§ Provided text:
==========
From: Sean Christopherson <seanjc@google.com>
To: Binbin Wu <binbin.wu@linux.intel.com>
Cc: Chao Gao <chao.gao@intel.com>,
Vishal Annapurve <vannapurve@google.com>,
pbonzini@redhat.com, kvm@vger.kernel.org,
rick.p.edgecombe@intel.com, kai.huang@intel.com,
adrian.hunter@intel.com, reinette.chatre@intel.com,
xiaoyao.li@intel.com, tony.lindgren@linux.intel.com,
isaku.yamahata@intel.com, yan.y.zhao@intel.com,
linux-kernel@vger.kernel.org
Subject: Re: [PATCH 12/16] KVM: TDX: Inhibit APICv for TDX guest
Date: Tue, 7 Jan 2025 13:15:56 -0800 [thread overview]
Message-ID: <Z32ZjGH72WPKBMam@google.com> (raw)
In-Reply-To: <ef29512a-2ca0-47c4-8b6e-6553bce1e273@linux.intel.com>
On Tue, Jan 07, 2025, Binbin Wu wrote:
> On 1/7/2025 11:24 AM, Chao Gao wrote:
> > > Note, kvm_use_posted_timer_interrupt() uses a heuristic of HLT/MWAIT interception
> > > being disabled to detect that it's worth trying to post a timer interrupt, but off
> > > the top of my head I'm pretty sure that's unnecessary and pointless. The
> > Commit 1714a4eb6fb0 gives an explanation:
> >
> > if only some guests isolated and others not, they would not
> > have any benefit from posted timer interrupts, and at the same time lose
> > VMX preemption timer fast paths because kvm_can_post_timer_interrupt()
==========
§ What this exercise asks:
1: Quote the mailing-list reply on TDX and APICv word for word, from the line between "From: Sean Christopherson" and "Message-ID: <Z32ZjGH72WPKBMam@google.com> (raw)", inclusive.
2: Write what comes next in the mailing-list reply on TDX and APICv, picking up after its last line.

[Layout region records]
==========
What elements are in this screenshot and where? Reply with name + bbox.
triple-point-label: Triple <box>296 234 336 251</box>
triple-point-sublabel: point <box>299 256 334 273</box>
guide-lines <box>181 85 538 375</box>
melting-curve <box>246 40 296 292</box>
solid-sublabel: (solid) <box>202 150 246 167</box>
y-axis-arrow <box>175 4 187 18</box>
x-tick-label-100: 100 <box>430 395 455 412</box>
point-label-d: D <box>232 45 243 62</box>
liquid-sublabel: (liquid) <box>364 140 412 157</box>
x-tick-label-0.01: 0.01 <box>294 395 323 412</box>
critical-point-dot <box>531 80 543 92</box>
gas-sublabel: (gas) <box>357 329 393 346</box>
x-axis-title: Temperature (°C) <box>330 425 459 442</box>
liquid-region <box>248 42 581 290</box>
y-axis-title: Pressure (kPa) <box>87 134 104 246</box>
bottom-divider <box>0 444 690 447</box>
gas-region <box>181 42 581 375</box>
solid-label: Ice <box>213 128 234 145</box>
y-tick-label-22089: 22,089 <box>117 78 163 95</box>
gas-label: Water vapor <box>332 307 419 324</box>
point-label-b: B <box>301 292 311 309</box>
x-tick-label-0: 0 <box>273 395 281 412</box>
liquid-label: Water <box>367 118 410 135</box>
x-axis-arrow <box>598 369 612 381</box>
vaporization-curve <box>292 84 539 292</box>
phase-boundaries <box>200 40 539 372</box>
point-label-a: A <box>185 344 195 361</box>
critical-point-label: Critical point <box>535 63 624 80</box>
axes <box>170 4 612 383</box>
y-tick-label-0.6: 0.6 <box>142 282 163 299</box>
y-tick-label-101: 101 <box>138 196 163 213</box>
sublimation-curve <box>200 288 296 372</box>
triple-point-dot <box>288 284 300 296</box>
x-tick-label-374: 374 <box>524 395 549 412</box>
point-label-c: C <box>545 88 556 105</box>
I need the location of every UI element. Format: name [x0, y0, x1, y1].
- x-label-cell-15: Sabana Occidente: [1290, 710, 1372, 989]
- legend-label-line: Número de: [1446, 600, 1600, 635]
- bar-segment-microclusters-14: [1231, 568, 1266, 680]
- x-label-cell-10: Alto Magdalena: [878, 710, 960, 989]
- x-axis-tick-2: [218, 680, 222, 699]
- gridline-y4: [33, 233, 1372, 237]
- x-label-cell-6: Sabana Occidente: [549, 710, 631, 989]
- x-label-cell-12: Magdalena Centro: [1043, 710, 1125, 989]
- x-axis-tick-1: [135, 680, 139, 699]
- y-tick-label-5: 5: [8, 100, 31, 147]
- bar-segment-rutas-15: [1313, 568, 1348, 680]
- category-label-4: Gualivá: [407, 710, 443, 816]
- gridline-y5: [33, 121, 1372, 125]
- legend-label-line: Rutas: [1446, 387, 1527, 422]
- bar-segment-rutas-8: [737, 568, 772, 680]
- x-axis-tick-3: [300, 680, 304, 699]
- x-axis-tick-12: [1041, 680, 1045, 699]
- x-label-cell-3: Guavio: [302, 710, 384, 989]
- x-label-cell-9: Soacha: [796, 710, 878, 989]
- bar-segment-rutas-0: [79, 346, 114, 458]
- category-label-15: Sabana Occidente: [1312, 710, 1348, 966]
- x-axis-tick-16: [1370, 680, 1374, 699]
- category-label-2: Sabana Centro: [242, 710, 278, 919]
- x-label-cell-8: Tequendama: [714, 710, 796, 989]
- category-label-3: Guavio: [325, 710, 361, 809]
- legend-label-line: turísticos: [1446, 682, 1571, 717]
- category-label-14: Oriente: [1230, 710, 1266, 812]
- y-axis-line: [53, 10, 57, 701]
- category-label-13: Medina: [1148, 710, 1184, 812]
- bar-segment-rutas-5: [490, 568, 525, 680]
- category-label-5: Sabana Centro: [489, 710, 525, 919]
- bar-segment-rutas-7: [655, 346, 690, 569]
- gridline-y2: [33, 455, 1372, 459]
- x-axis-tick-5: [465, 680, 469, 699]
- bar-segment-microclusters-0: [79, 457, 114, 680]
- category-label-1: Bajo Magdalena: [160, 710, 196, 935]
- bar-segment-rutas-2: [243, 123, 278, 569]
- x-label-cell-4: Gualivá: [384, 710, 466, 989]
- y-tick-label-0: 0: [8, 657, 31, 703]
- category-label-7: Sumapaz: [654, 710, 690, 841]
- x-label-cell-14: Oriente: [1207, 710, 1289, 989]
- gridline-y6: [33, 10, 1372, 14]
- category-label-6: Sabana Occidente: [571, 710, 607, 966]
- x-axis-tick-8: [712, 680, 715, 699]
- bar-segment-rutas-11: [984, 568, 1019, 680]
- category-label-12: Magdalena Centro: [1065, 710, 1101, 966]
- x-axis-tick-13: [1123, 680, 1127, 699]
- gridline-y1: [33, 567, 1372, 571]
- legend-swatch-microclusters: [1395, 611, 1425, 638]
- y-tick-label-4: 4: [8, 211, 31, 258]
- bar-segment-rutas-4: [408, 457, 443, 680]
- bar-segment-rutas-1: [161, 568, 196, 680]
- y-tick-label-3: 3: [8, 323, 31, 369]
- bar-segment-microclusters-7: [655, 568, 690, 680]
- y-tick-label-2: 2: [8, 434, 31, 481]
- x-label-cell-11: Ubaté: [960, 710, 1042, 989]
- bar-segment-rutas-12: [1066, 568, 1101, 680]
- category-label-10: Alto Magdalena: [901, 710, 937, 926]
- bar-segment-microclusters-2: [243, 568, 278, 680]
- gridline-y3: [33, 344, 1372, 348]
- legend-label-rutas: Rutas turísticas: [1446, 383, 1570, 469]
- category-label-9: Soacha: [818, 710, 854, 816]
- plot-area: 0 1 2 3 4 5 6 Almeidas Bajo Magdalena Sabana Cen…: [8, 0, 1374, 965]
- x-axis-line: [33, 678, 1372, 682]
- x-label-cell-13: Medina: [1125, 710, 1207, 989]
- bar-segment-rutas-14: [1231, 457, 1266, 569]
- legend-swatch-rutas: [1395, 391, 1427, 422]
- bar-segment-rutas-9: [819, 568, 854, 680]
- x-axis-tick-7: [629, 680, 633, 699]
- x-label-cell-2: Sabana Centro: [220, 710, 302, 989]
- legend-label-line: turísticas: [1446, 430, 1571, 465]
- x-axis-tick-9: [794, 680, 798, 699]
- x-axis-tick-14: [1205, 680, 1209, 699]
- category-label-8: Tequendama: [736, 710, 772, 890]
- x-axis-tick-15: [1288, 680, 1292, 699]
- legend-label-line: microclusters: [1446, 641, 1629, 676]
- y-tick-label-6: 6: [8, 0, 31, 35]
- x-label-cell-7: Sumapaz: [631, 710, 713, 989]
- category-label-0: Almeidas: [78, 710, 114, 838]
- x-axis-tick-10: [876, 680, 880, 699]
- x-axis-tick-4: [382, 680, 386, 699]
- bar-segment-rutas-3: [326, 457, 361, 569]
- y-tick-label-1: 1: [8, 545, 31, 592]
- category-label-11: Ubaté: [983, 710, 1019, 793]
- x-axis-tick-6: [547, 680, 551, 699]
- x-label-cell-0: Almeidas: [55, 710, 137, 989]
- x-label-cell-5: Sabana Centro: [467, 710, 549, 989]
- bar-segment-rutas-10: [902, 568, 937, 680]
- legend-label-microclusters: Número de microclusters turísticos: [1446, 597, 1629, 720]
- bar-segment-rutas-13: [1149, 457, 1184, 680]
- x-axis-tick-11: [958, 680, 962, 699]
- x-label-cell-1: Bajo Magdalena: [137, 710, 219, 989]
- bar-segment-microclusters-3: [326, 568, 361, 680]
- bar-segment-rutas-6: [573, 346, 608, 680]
==========
§ Expected results:
1:
From: Sean Christopherson <seanjc@google.com>
To: Binbin Wu <binbin.wu@linux.intel.com>
Cc: Chao Gao <chao.gao@intel.com>,
Vishal Annapurve <vannapurve@google.com>,
pbonzini@redhat.com, kvm@vger.kernel.org,
rick.p.edgecombe@intel.com, kai.huang@intel.com,
adrian.hunter@intel.com, reinette.chatre@intel.com,
xiaoyao.li@intel.com, tony.lindgren@linux.intel.com,
isaku.yamahata@intel.com, yan.y.zhao@intel.com,
linux-kernel@vger.kernel.org
Subject: Re: [PATCH 12/16] KVM: TDX: Inhibit APICv for TDX guest
Date: Tue, 7 Jan 2025 13:15:56 -0800 [thread overview]
Message-ID: <Z32ZjGH72WPKBMam@google.com> (raw)

2:
> > returns true and therefore forces kvm_can_use_hv_timer() to false.
But that's only relevant for setup. Upon expiration, if the target vCPU is in
guest mode and APICv is active, then from_timer_fn must be true, which in turn
means that hrtimers are in use.
> Userspace uses KVM_CAP_X86_DISABLE_EXITS to enable mwait_in_guest or/and
> hlt_in_guest for non TDX guest. The code doesn't work for TDX guests.
> - Whether mwait in guest is allowed for TDX depends on the cpuid
> configuration in TD_PARAMS, not the capability of physical cpu checked by
> kvm_can_mwait_in_guest().
> - hlt for TDX is via TDVMCALL, i.e. hlt_in_guest should always be false
> for TDX guests.
>
> For TDX guests, not sure if it worths to fix kvm_{mwait,hlt}_in_guest()
> or add special handling (i.e., skip checking mwait/hlt in guest) because
> VMX preemption timer can't be used anyway, in order to allow housekeeping
> CPU to post timer interrupt for TDX vCPUs when nohz_full is configured
> after changing APICv active to true.
Yes, but I don't think we need any TDX-specific logic beyond noting that the
VMX preemption can't be used. As above, consulting kvm_can_post_timer_interrupt()
in the expiration path is silly.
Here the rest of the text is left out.